(Entri data yang tersimpan)
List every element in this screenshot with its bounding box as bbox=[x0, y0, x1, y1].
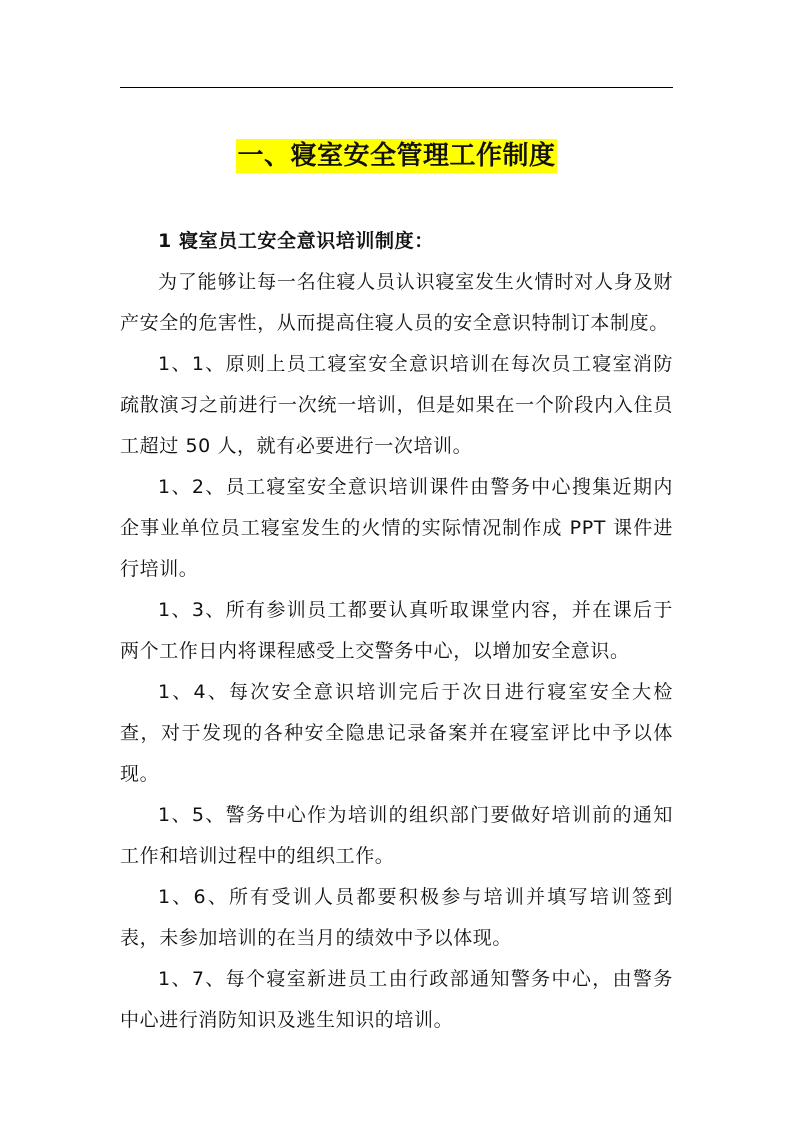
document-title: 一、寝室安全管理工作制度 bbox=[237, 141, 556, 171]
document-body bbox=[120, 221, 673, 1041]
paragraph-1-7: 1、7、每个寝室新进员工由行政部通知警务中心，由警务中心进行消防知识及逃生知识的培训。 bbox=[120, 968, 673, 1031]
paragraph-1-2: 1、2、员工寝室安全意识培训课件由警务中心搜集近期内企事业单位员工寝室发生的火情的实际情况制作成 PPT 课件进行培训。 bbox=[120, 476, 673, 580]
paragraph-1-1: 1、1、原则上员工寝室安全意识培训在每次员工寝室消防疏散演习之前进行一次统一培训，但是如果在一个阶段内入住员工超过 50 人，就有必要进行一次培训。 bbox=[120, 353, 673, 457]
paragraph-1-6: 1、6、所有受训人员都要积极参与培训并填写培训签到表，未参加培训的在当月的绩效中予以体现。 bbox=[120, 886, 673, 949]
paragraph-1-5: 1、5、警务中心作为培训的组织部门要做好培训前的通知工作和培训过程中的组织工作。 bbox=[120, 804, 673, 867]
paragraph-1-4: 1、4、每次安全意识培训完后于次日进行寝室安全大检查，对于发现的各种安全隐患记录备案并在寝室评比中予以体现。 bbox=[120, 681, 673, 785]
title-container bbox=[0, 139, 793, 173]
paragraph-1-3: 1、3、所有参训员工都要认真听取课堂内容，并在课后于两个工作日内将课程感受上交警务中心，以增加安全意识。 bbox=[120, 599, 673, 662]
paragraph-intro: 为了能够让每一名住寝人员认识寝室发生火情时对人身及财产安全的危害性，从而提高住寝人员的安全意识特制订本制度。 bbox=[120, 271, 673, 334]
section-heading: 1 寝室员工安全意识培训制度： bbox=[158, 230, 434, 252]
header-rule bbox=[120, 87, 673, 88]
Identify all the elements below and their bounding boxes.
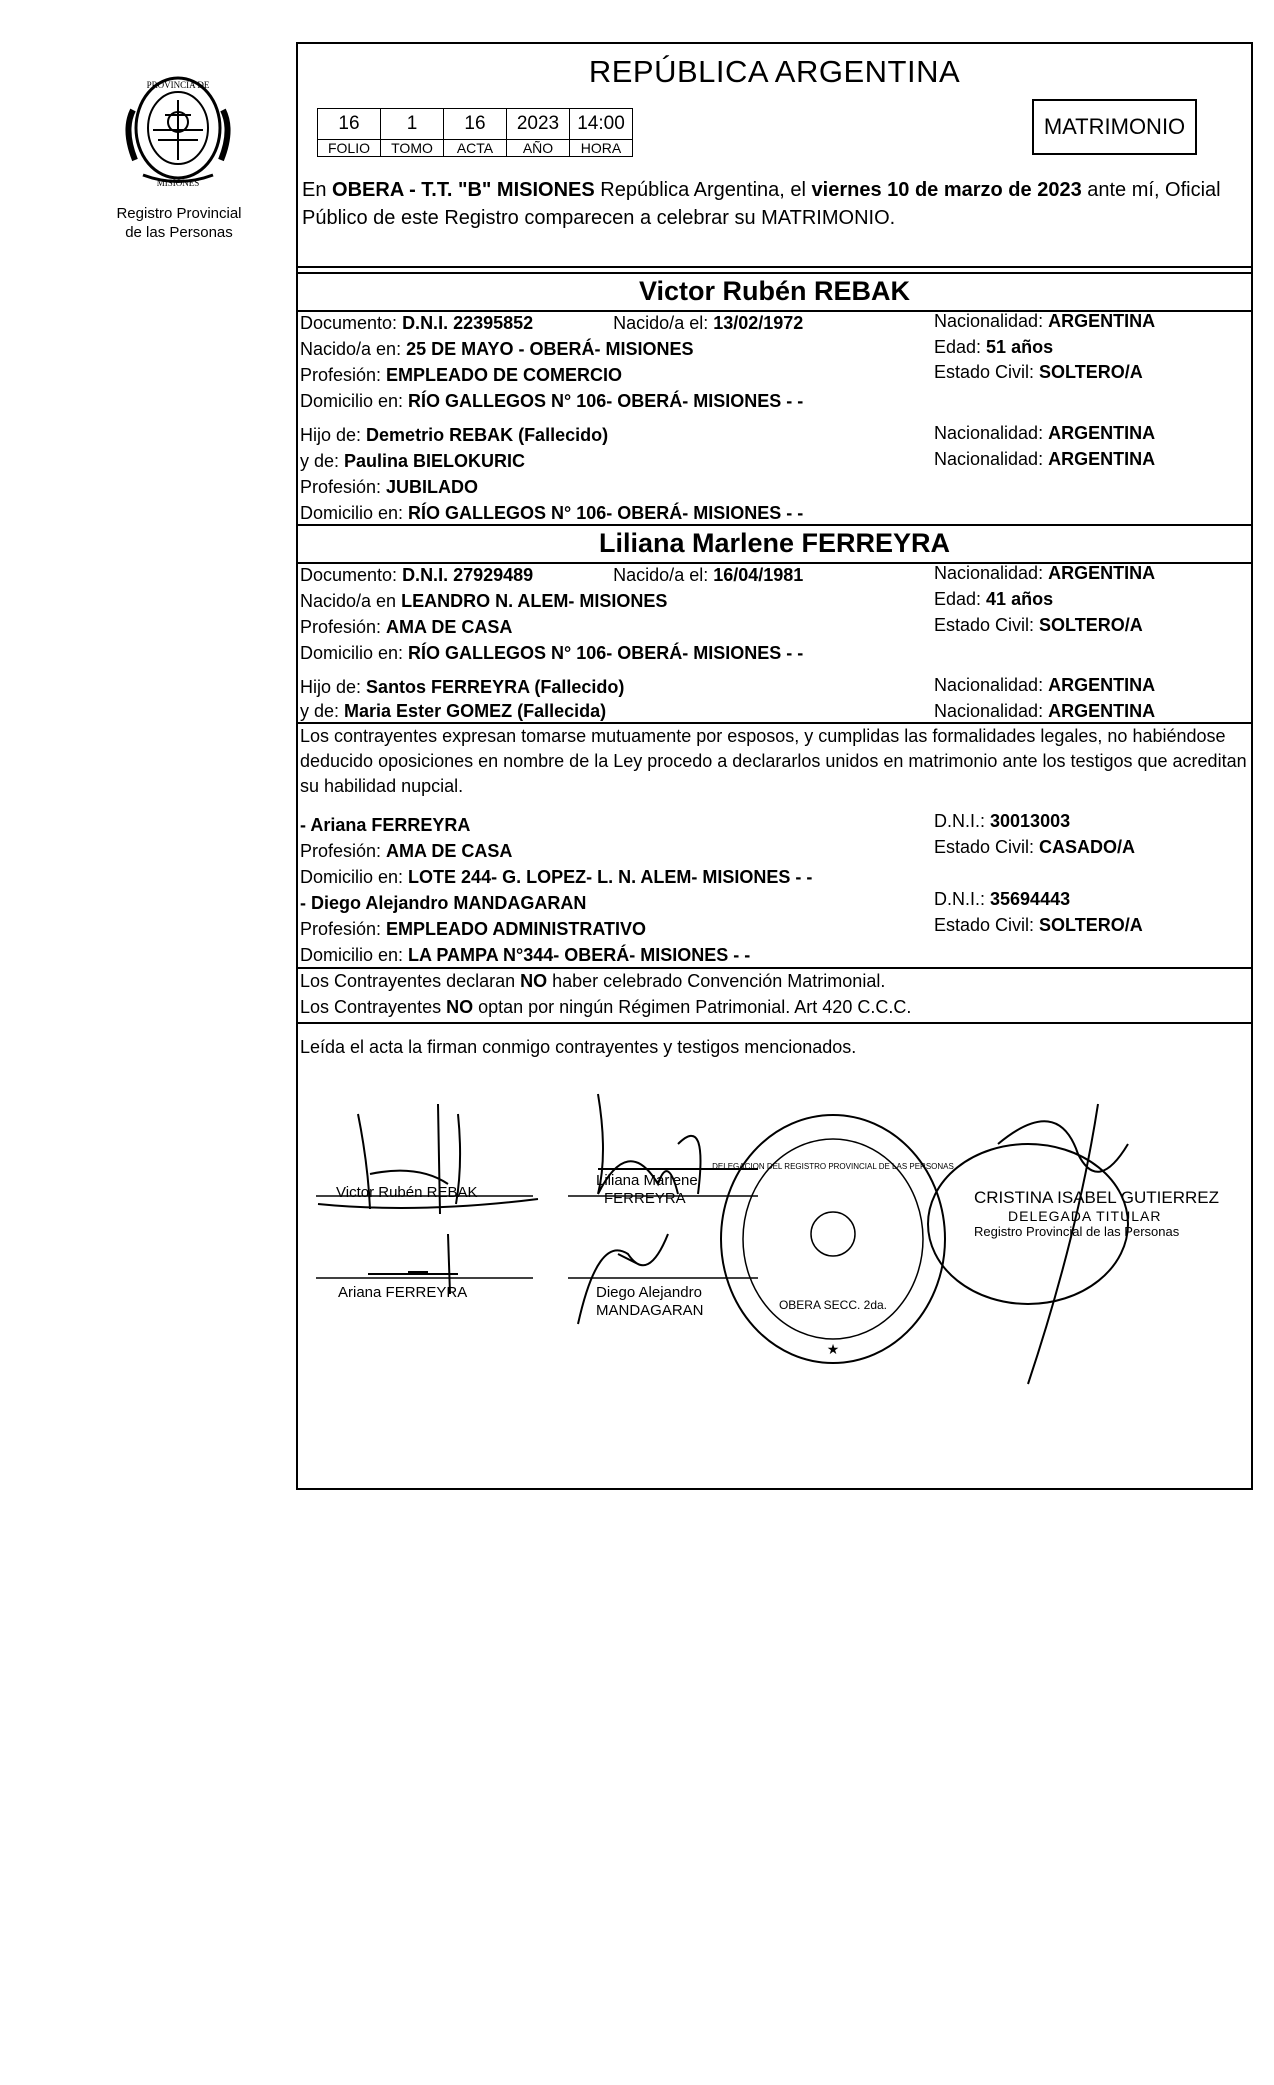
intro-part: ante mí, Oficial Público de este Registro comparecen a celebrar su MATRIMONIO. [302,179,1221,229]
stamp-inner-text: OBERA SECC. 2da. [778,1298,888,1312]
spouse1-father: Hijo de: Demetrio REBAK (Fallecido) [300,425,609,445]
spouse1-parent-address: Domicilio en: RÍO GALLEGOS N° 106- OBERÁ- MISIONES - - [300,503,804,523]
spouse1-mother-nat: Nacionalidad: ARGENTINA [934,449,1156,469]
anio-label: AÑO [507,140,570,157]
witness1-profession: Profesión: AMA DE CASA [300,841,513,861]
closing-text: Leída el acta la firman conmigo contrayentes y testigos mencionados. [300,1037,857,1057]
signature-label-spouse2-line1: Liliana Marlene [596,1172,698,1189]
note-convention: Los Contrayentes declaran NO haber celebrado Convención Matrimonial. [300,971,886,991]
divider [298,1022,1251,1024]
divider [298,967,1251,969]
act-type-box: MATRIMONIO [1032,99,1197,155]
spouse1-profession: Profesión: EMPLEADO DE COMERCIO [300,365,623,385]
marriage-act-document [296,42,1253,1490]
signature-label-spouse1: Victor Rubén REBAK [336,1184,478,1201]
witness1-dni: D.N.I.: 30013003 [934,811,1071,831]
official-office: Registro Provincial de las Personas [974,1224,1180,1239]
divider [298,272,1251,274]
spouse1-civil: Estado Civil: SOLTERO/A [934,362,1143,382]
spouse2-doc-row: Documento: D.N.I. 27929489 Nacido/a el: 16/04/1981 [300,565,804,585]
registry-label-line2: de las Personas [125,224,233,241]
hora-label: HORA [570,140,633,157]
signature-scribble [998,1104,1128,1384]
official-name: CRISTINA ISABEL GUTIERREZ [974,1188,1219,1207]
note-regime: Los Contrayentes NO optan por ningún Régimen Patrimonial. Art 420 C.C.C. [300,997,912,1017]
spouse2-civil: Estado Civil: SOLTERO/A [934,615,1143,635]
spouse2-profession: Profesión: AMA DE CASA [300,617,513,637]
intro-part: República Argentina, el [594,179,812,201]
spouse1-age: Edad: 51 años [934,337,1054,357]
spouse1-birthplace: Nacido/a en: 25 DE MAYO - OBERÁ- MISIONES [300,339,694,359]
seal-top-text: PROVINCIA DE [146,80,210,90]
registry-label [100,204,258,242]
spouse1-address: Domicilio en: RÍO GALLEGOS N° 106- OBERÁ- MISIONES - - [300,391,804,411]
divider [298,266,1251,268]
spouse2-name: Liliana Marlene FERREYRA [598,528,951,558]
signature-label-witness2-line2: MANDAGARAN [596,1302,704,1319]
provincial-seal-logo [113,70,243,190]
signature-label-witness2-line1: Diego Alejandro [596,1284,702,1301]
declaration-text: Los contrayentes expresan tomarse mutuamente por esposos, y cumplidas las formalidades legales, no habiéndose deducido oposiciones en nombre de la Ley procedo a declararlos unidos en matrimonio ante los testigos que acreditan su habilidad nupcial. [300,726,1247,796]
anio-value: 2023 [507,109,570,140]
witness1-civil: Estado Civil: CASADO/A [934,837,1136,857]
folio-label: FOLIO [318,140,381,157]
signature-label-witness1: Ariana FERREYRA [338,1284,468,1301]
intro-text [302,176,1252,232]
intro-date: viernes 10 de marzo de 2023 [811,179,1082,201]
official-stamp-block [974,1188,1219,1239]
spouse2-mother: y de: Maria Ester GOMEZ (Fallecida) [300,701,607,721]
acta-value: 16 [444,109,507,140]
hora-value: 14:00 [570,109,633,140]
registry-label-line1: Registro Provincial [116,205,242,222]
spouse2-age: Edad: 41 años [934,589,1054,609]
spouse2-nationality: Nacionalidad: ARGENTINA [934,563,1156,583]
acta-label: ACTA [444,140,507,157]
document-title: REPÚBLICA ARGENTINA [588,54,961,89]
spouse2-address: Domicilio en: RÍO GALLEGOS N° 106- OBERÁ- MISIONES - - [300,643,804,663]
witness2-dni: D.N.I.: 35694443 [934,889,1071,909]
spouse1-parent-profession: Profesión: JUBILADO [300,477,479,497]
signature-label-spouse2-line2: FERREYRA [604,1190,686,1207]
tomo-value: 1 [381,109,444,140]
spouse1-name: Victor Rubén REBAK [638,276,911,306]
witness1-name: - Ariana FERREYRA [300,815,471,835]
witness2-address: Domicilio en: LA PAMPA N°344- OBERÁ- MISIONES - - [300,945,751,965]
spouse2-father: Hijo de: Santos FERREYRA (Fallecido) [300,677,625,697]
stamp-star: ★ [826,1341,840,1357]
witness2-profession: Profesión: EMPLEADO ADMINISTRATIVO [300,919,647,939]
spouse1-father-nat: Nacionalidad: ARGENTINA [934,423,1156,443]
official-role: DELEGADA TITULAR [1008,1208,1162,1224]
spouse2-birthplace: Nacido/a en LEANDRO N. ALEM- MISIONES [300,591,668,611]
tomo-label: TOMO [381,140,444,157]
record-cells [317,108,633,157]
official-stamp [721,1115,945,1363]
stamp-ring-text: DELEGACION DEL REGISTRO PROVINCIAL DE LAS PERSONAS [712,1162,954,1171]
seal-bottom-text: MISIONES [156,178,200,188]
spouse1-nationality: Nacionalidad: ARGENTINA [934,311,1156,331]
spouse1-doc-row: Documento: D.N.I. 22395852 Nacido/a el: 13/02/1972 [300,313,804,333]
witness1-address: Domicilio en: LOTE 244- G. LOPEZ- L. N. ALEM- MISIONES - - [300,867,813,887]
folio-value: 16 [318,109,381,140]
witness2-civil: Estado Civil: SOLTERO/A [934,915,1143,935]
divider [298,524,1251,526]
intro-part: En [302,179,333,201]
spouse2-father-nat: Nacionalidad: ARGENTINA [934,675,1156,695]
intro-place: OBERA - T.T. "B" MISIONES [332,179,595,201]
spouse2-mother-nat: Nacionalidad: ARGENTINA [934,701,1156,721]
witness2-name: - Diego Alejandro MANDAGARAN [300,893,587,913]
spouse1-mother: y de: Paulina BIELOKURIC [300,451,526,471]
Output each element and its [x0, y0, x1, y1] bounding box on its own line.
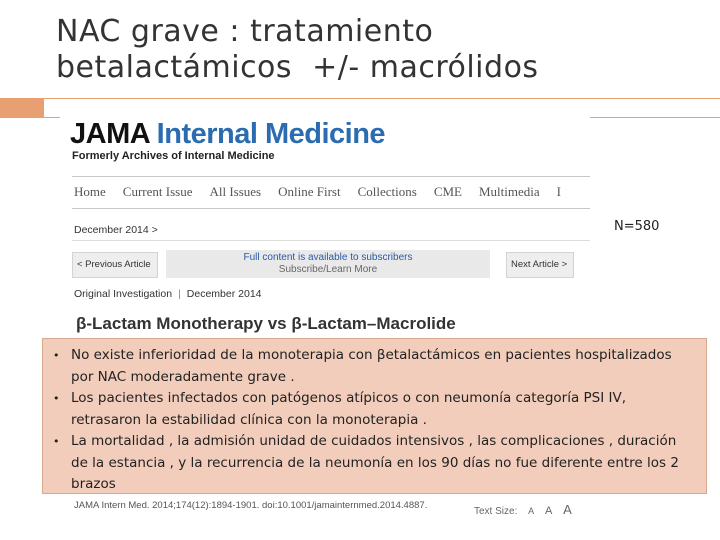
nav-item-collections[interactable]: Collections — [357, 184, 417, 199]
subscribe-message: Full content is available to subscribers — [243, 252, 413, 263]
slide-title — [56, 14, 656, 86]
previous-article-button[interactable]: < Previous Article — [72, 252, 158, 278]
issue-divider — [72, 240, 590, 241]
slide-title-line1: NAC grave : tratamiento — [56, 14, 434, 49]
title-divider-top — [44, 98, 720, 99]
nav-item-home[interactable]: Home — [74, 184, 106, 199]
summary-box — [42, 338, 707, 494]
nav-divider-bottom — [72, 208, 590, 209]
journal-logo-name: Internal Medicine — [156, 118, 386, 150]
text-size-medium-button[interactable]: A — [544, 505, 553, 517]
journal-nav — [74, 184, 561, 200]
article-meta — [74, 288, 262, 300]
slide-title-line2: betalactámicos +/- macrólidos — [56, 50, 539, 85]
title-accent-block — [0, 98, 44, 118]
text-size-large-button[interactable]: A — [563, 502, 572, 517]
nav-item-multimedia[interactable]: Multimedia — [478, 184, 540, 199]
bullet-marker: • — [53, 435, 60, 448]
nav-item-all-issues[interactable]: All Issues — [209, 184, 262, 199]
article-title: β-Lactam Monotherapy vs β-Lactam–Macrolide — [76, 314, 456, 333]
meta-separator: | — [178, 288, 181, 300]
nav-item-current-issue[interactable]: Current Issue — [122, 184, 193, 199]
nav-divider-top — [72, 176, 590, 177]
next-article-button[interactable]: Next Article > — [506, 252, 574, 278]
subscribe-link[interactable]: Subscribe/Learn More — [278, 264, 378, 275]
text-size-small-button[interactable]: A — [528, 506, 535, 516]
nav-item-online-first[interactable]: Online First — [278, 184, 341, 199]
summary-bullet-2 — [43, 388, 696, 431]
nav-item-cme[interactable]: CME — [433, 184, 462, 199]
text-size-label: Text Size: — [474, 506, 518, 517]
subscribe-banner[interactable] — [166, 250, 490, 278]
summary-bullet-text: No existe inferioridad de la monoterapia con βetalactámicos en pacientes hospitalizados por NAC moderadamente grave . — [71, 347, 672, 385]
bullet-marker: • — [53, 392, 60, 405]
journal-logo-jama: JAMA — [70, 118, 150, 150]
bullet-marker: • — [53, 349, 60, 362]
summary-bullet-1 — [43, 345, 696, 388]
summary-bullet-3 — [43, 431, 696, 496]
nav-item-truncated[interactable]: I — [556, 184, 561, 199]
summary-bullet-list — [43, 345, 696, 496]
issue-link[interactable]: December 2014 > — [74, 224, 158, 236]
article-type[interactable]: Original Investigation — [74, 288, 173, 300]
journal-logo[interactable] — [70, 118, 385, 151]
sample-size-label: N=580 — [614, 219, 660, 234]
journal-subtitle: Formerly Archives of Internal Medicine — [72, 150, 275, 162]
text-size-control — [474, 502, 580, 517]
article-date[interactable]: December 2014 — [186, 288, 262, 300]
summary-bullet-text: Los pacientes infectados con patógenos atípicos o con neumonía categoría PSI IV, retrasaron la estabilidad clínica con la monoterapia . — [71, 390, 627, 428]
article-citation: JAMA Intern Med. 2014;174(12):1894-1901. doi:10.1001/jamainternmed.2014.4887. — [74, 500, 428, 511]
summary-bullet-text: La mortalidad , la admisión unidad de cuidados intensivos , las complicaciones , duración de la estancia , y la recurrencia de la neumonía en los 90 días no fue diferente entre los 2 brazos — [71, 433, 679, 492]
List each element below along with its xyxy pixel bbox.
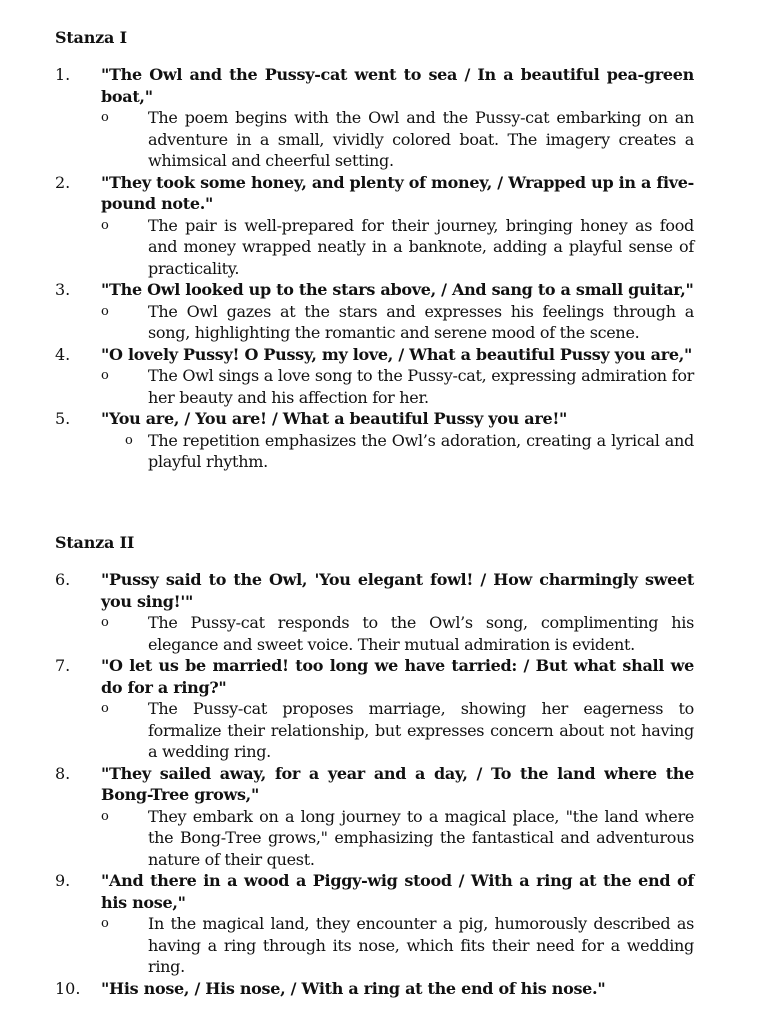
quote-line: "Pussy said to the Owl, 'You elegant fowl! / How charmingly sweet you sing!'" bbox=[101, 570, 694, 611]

▶ _Tugas Latihan_
Tuliskan kembali baris-baris dari daftar di atas persis sama, mulai dari baris yang memuat "nav-item-collections[interactable]: Collections —" sampai baris yang memuat "title-divider-top — [44, 98, 720, 99]", kedua baris itu ikut disertakan.

▶ _Jawaban_
nav-item-collections[interactable]: Collections — [357, 184, 417, 199]
subscribe-message: Full content is available to subscribers — [243, 252, 413, 263]
slide-title — [56, 14, 656, 86]
previous-article-button[interactable]: < Previous Article — [72, 252, 158, 278]
issue-divider — [72, 240, 590, 241]
slide-title-line1: NAC grave : tratamiento — [56, 14, 434, 49]
title-divider-top — [44, 98, 720, 99]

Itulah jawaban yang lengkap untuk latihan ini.